REQUIRED TASK: Copy out each line below that has the word "name" in it.

Collected data
----------------------------------------

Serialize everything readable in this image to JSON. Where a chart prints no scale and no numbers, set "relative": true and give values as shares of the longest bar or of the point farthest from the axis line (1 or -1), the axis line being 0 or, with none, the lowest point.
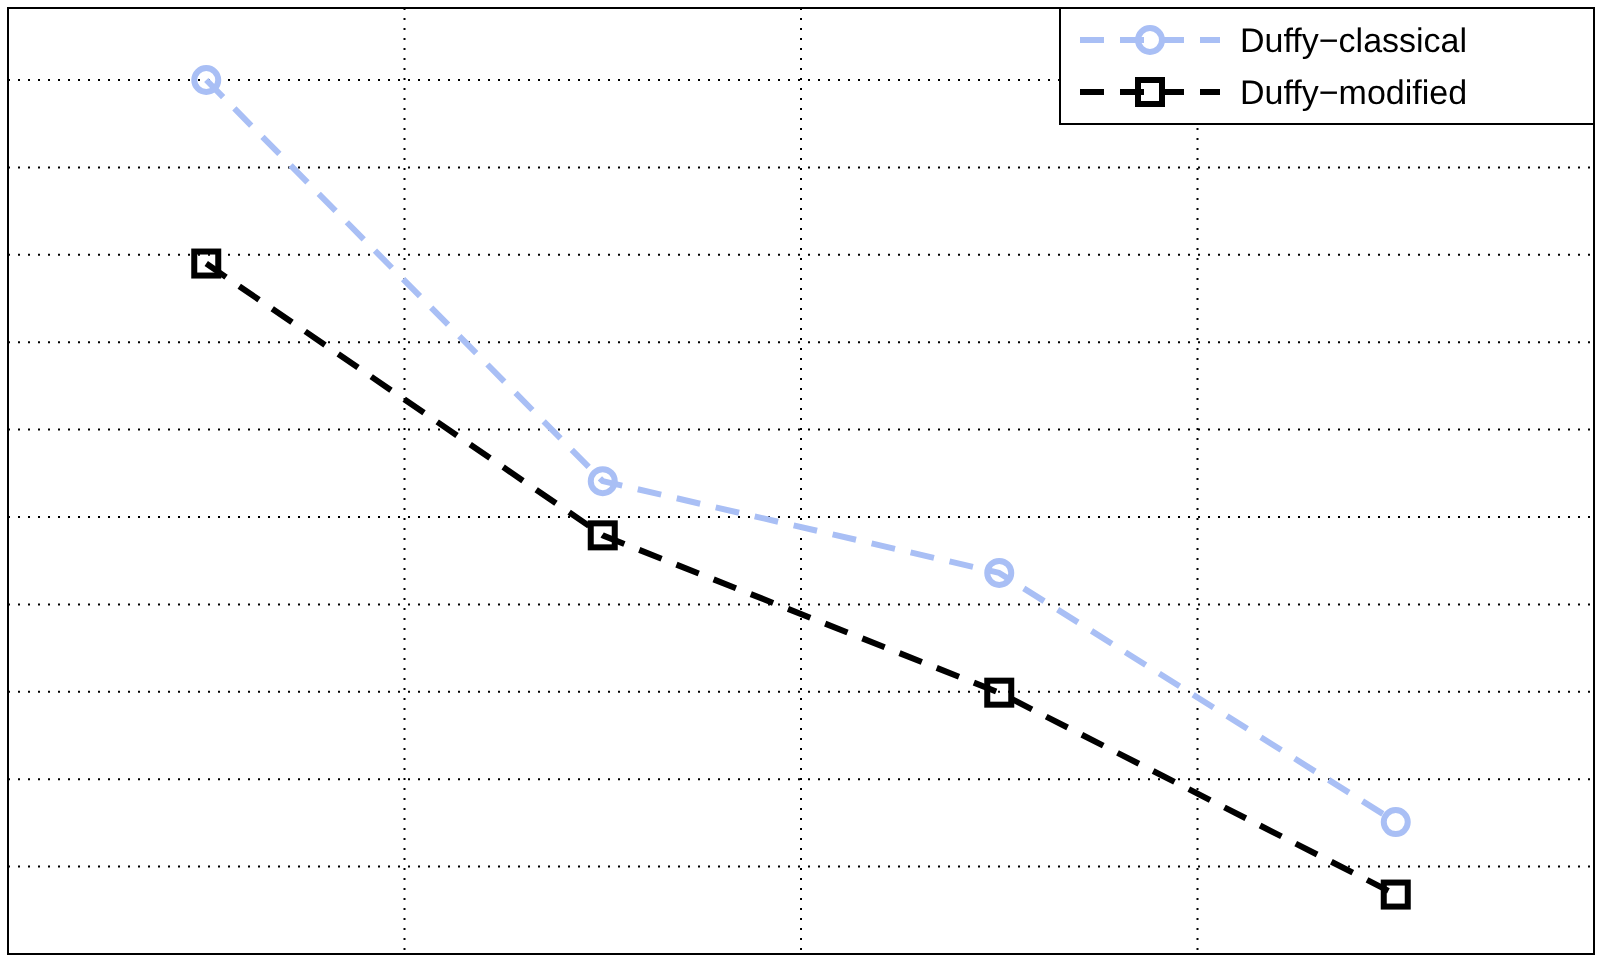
{
  "chart_data": {
    "type": "line",
    "relative": true,
    "categories": [
      null,
      null,
      null,
      null
    ],
    "grid": true,
    "legend": "top right",
    "series": [
      {
        "name": "Duffy−classical",
        "color": "#a9bff5",
        "values": [
          1,
          0.541,
          0.436,
          0.151
        ],
        "marker": "circle",
        "line_style": "dashed"
      },
      {
        "name": "Duffy−modified",
        "color": "#000000",
        "values": [
          0.79,
          0.479,
          0.299,
          0.068
        ],
        "marker": "square",
        "line_style": "dashed"
      }
    ]
  }
}
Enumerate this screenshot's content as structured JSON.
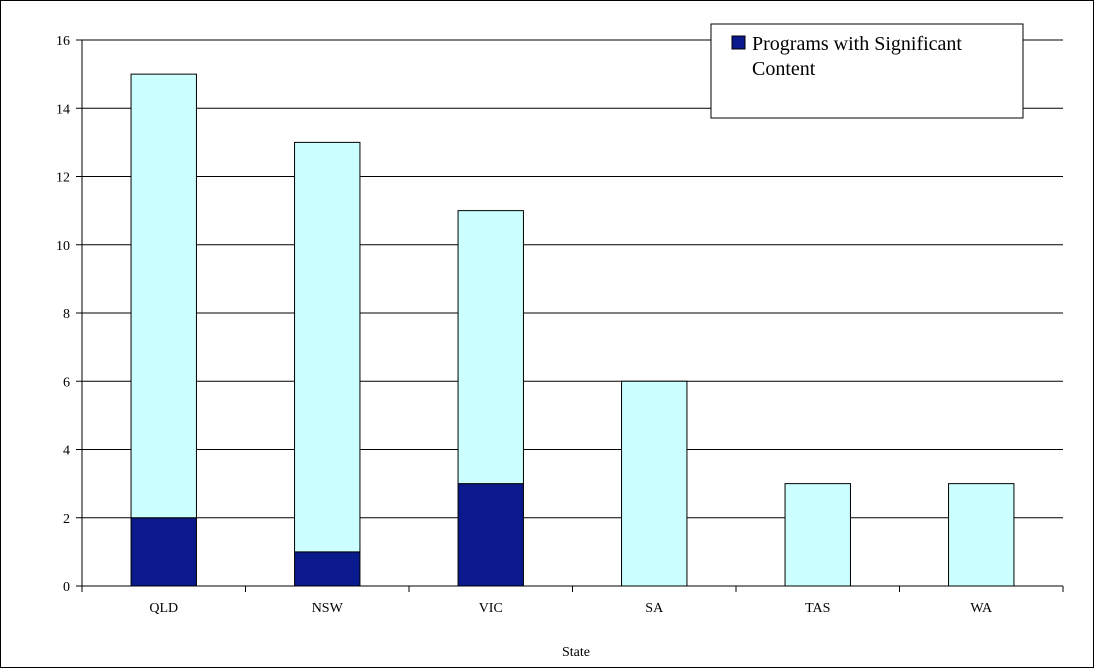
{
  "chart_data": {
    "type": "bar",
    "stacked": true,
    "categories": [
      "QLD",
      "NSW",
      "VIC",
      "SA",
      "TAS",
      "WA"
    ],
    "series": [
      {
        "name": "Programs with Significant Content",
        "values": [
          2,
          1,
          3,
          0,
          0,
          0
        ],
        "color": "#0A1A8C"
      },
      {
        "values": [
          13,
          12,
          8,
          6,
          3,
          3
        ],
        "color": "#CCFFFF"
      }
    ],
    "title": "",
    "xlabel": "State",
    "ylabel": "",
    "ylim": [
      0,
      16
    ],
    "yticks": [
      "0",
      "2",
      "4",
      "6",
      "8",
      "10",
      "12",
      "14",
      "16"
    ],
    "grid": true,
    "legend": {
      "position": "top-right",
      "entries": [
        "Programs with Significant",
        "Content"
      ]
    }
  }
}
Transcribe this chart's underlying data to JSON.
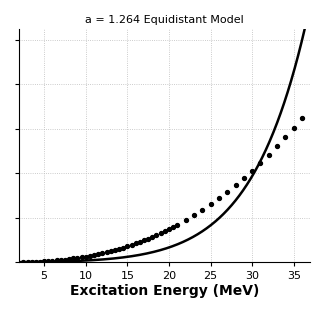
{
  "title": "a = 1.264 Equidistant Model",
  "xlabel": "Excitation Energy (MeV)",
  "xlim": [
    2.0,
    37.0
  ],
  "xticks": [
    5,
    10,
    15,
    20,
    25,
    30,
    35
  ],
  "background_color": "#ffffff",
  "grid_color": "#bbbbbb",
  "a_param": 1.264,
  "dots_x": [
    2.5,
    3.0,
    3.5,
    4.0,
    4.5,
    5.0,
    5.5,
    6.0,
    6.5,
    7.0,
    7.5,
    8.0,
    8.5,
    9.0,
    9.5,
    10.0,
    10.5,
    11.0,
    11.5,
    12.0,
    12.5,
    13.0,
    13.5,
    14.0,
    14.5,
    15.0,
    15.5,
    16.0,
    16.5,
    17.0,
    17.5,
    18.0,
    18.5,
    19.0,
    19.5,
    20.0,
    20.5,
    21.0,
    22.0,
    23.0,
    24.0,
    25.0,
    26.0,
    27.0,
    28.0,
    29.0,
    30.0,
    31.0,
    32.0,
    33.0,
    34.0,
    35.0,
    36.0
  ],
  "curve_color": "#000000",
  "dot_color": "#000000",
  "dot_size": 8,
  "curve_linewidth": 1.8,
  "title_fontsize": 8,
  "xlabel_fontsize": 10,
  "tick_labelsize": 8
}
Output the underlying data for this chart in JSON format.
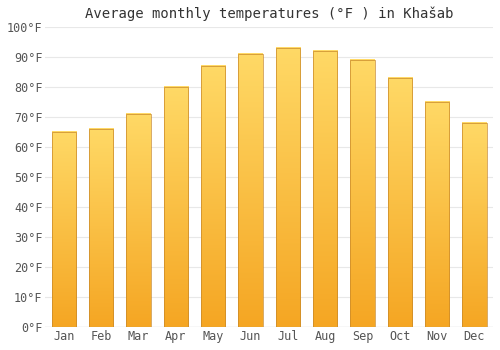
{
  "title": "Average monthly temperatures (°F ) in Khašab",
  "months": [
    "Jan",
    "Feb",
    "Mar",
    "Apr",
    "May",
    "Jun",
    "Jul",
    "Aug",
    "Sep",
    "Oct",
    "Nov",
    "Dec"
  ],
  "values": [
    65,
    66,
    71,
    80,
    87,
    91,
    93,
    92,
    89,
    83,
    75,
    68
  ],
  "bar_color_bottom": "#F5A623",
  "bar_color_top": "#FFD966",
  "bar_border_color": "#C8882A",
  "ylim": [
    0,
    100
  ],
  "yticks": [
    0,
    10,
    20,
    30,
    40,
    50,
    60,
    70,
    80,
    90,
    100
  ],
  "ytick_labels": [
    "0°F",
    "10°F",
    "20°F",
    "30°F",
    "40°F",
    "50°F",
    "60°F",
    "70°F",
    "80°F",
    "90°F",
    "100°F"
  ],
  "background_color": "#FFFFFF",
  "grid_color": "#E8E8E8",
  "title_fontsize": 10,
  "tick_fontsize": 8.5,
  "bar_width": 0.65
}
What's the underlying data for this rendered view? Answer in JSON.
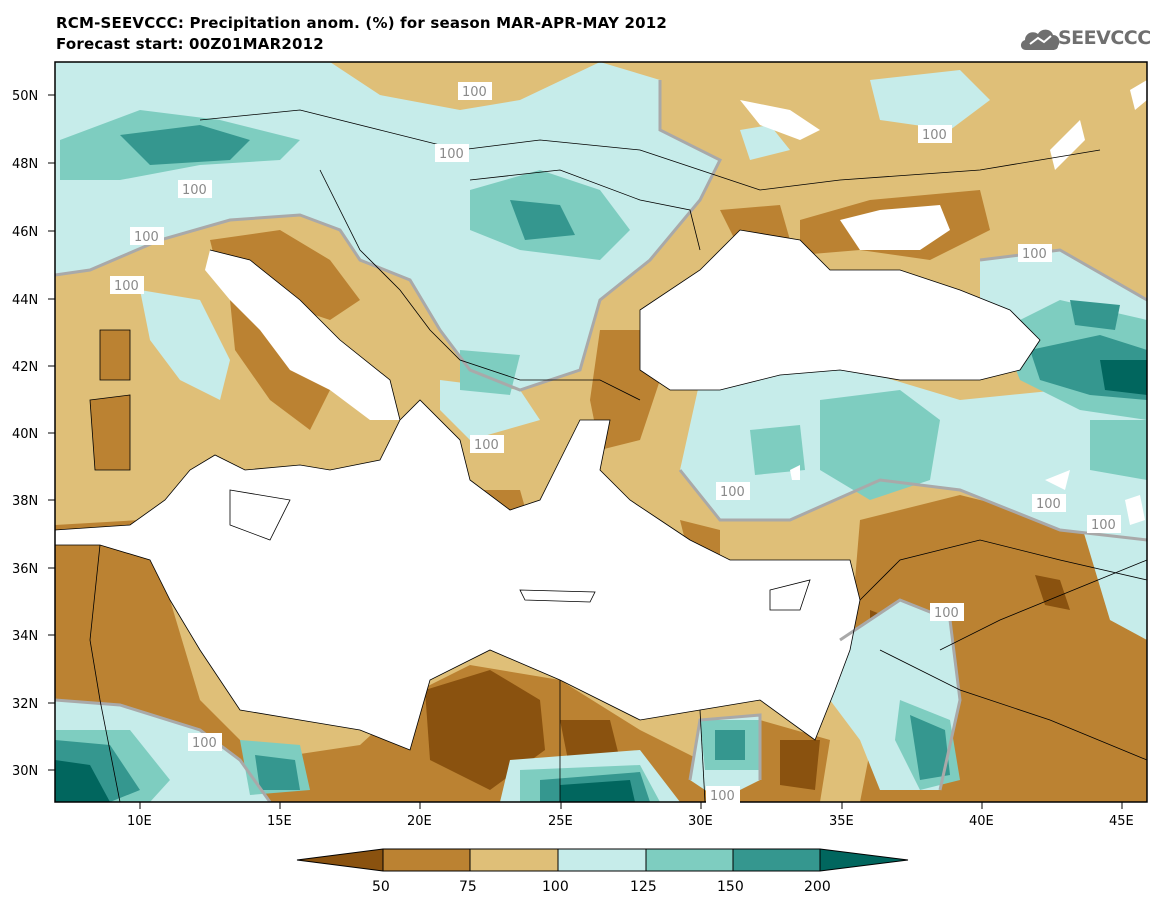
{
  "header": {
    "title_line1": "RCM-SEEVCCC: Precipitation anom. (%) for season MAR-APR-MAY 2012",
    "title_line2": "Forecast start: 00Z01MAR2012"
  },
  "logo": {
    "text": "SEEVCCC",
    "icon": "cloud-logo-icon"
  },
  "map": {
    "lon_labels": [
      "10E",
      "15E",
      "20E",
      "25E",
      "30E",
      "35E",
      "40E",
      "45E"
    ],
    "lat_labels": [
      "50N",
      "48N",
      "46N",
      "44N",
      "42N",
      "40N",
      "38N",
      "36N",
      "34N",
      "32N",
      "30N"
    ],
    "contour_label": "100"
  },
  "colorbar": {
    "colors": [
      "#8a520f",
      "#bb8232",
      "#dfbf78",
      "#c6ecea",
      "#7ecdc0",
      "#35978f",
      "#01665e"
    ],
    "tick_labels": [
      "50",
      "75",
      "100",
      "125",
      "150",
      "200"
    ]
  }
}
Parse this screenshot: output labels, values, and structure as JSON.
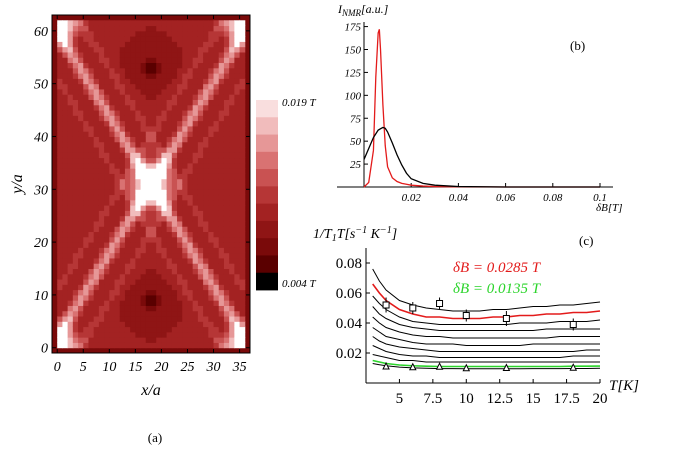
{
  "chart_data": [
    {
      "panel": "(a)",
      "type": "heatmap",
      "xlabel": "x/a",
      "ylabel": "y/a",
      "xticks": [
        "0",
        "5",
        "10",
        "15",
        "20",
        "25",
        "30",
        "35"
      ],
      "yticks": [
        "0",
        "10",
        "20",
        "30",
        "40",
        "50",
        "60"
      ],
      "xlim": [
        -1,
        37
      ],
      "ylim": [
        -1,
        63
      ],
      "colorbar": {
        "max_label": "0.019 T",
        "min_label": "0.004 T",
        "range_T": [
          0.004,
          0.019
        ],
        "steps": 10,
        "colors": [
          "#000000",
          "#5a0000",
          "#7a0a0a",
          "#8f1515",
          "#a32222",
          "#b63636",
          "#c95252",
          "#d97272",
          "#e69797",
          "#f1bcbc",
          "#f9dede"
        ]
      }
    },
    {
      "panel": "(b)",
      "type": "line",
      "ylabel": "I_NMR[a.u.]",
      "xlabel": "δB[T]",
      "xticks": [
        "0.02",
        "0.04",
        "0.06",
        "0.08",
        "0.1"
      ],
      "yticks": [
        "25",
        "50",
        "75",
        "100",
        "125",
        "150",
        "175"
      ],
      "xlim": [
        0,
        0.1
      ],
      "ylim": [
        0,
        180
      ],
      "series": [
        {
          "color": "#e31b1b",
          "x": [
            0,
            0.002,
            0.004,
            0.005,
            0.006,
            0.0065,
            0.007,
            0.008,
            0.009,
            0.01,
            0.012,
            0.014,
            0.016,
            0.018,
            0.02,
            0.025,
            0.03,
            0.04,
            0.06,
            0.1
          ],
          "values": [
            0,
            5,
            40,
            120,
            168,
            172,
            150,
            90,
            45,
            22,
            10,
            6,
            4,
            3,
            2,
            1,
            0.5,
            0.2,
            0,
            0
          ]
        },
        {
          "color": "#000000",
          "x": [
            0,
            0.002,
            0.004,
            0.006,
            0.008,
            0.009,
            0.01,
            0.012,
            0.014,
            0.016,
            0.018,
            0.02,
            0.025,
            0.03,
            0.04,
            0.06,
            0.1
          ],
          "values": [
            30,
            42,
            54,
            62,
            65,
            64,
            60,
            48,
            35,
            24,
            15,
            9,
            4,
            2,
            0.5,
            0,
            0
          ]
        }
      ]
    },
    {
      "panel": "(c)",
      "type": "line",
      "ylabel": "1/T1T[s^-1 K^-1]",
      "xlabel": "T[K]",
      "xticks": [
        "5",
        "7.5",
        "10",
        "12.5",
        "15",
        "17.5",
        "20"
      ],
      "yticks": [
        "0.02",
        "0.04",
        "0.06",
        "0.08"
      ],
      "xlim": [
        2.5,
        20
      ],
      "ylim": [
        0,
        0.09
      ],
      "annotations": [
        {
          "text": "δB = 0.0285 T",
          "color": "#e31b1b"
        },
        {
          "text": "δB = 0.0135 T",
          "color": "#2bd42b"
        }
      ],
      "x": [
        3,
        3.5,
        4,
        5,
        6,
        7,
        8,
        9,
        10,
        11,
        12,
        13,
        14,
        15,
        16,
        17,
        18,
        19,
        20
      ],
      "series": [
        {
          "color": "#000000",
          "values": [
            0.076,
            0.068,
            0.062,
            0.055,
            0.052,
            0.05,
            0.049,
            0.048,
            0.048,
            0.048,
            0.049,
            0.049,
            0.05,
            0.051,
            0.051,
            0.052,
            0.052,
            0.053,
            0.054
          ]
        },
        {
          "color": "#e31b1b",
          "values": [
            0.066,
            0.06,
            0.055,
            0.049,
            0.046,
            0.044,
            0.044,
            0.043,
            0.043,
            0.043,
            0.044,
            0.044,
            0.045,
            0.045,
            0.046,
            0.046,
            0.047,
            0.047,
            0.048
          ]
        },
        {
          "color": "#000000",
          "values": [
            0.058,
            0.053,
            0.049,
            0.044,
            0.041,
            0.04,
            0.039,
            0.039,
            0.039,
            0.039,
            0.039,
            0.039,
            0.04,
            0.04,
            0.04,
            0.041,
            0.041,
            0.041,
            0.042
          ]
        },
        {
          "color": "#000000",
          "values": [
            0.051,
            0.046,
            0.043,
            0.039,
            0.037,
            0.036,
            0.035,
            0.035,
            0.035,
            0.035,
            0.035,
            0.035,
            0.035,
            0.035,
            0.036,
            0.036,
            0.036,
            0.036,
            0.036
          ]
        },
        {
          "color": "#000000",
          "values": [
            0.044,
            0.04,
            0.037,
            0.034,
            0.032,
            0.031,
            0.031,
            0.03,
            0.03,
            0.03,
            0.03,
            0.03,
            0.03,
            0.03,
            0.03,
            0.031,
            0.031,
            0.031,
            0.031
          ]
        },
        {
          "color": "#000000",
          "values": [
            0.037,
            0.034,
            0.031,
            0.029,
            0.027,
            0.026,
            0.026,
            0.026,
            0.025,
            0.025,
            0.025,
            0.025,
            0.025,
            0.026,
            0.026,
            0.026,
            0.026,
            0.026,
            0.026
          ]
        },
        {
          "color": "#000000",
          "values": [
            0.031,
            0.028,
            0.026,
            0.024,
            0.023,
            0.022,
            0.021,
            0.021,
            0.021,
            0.021,
            0.021,
            0.021,
            0.021,
            0.021,
            0.021,
            0.021,
            0.021,
            0.022,
            0.022
          ]
        },
        {
          "color": "#000000",
          "values": [
            0.025,
            0.023,
            0.021,
            0.019,
            0.018,
            0.018,
            0.017,
            0.017,
            0.017,
            0.017,
            0.017,
            0.017,
            0.017,
            0.017,
            0.017,
            0.017,
            0.018,
            0.018,
            0.018
          ]
        },
        {
          "color": "#000000",
          "values": [
            0.019,
            0.018,
            0.017,
            0.015,
            0.015,
            0.014,
            0.014,
            0.014,
            0.014,
            0.014,
            0.014,
            0.014,
            0.014,
            0.014,
            0.014,
            0.014,
            0.014,
            0.014,
            0.014
          ]
        },
        {
          "color": "#2bd42b",
          "values": [
            0.015,
            0.014,
            0.013,
            0.012,
            0.0115,
            0.0112,
            0.011,
            0.011,
            0.011,
            0.011,
            0.011,
            0.011,
            0.011,
            0.011,
            0.011,
            0.011,
            0.0112,
            0.0112,
            0.0113
          ]
        },
        {
          "color": "#000000",
          "values": [
            0.013,
            0.0122,
            0.0115,
            0.0106,
            0.0101,
            0.0098,
            0.0096,
            0.0096,
            0.0095,
            0.0095,
            0.0095,
            0.0095,
            0.0095,
            0.0096,
            0.0096,
            0.0096,
            0.0097,
            0.0097,
            0.0098
          ]
        }
      ],
      "markers_square": {
        "x": [
          4,
          6,
          8,
          10,
          13,
          18
        ],
        "values": [
          0.052,
          0.05,
          0.053,
          0.045,
          0.043,
          0.039
        ],
        "err": [
          0.005,
          0.004,
          0.004,
          0.004,
          0.005,
          0.004
        ]
      },
      "markers_triangle": {
        "x": [
          4,
          6,
          8,
          10,
          13,
          18
        ],
        "values": [
          0.011,
          0.0105,
          0.0108,
          0.0098,
          0.01,
          0.0102
        ],
        "err": [
          0.001,
          0.001,
          0.001,
          0.001,
          0.001,
          0.001
        ]
      }
    }
  ],
  "labels": {
    "a": "(a)",
    "b": "(b)",
    "c": "(c)"
  }
}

----------------------------------------

ANSWER FOR THE TASK:
        "name": "Duffy−classical",
        "name": "Duffy−modified",
        "name": "Programs with Significant Content",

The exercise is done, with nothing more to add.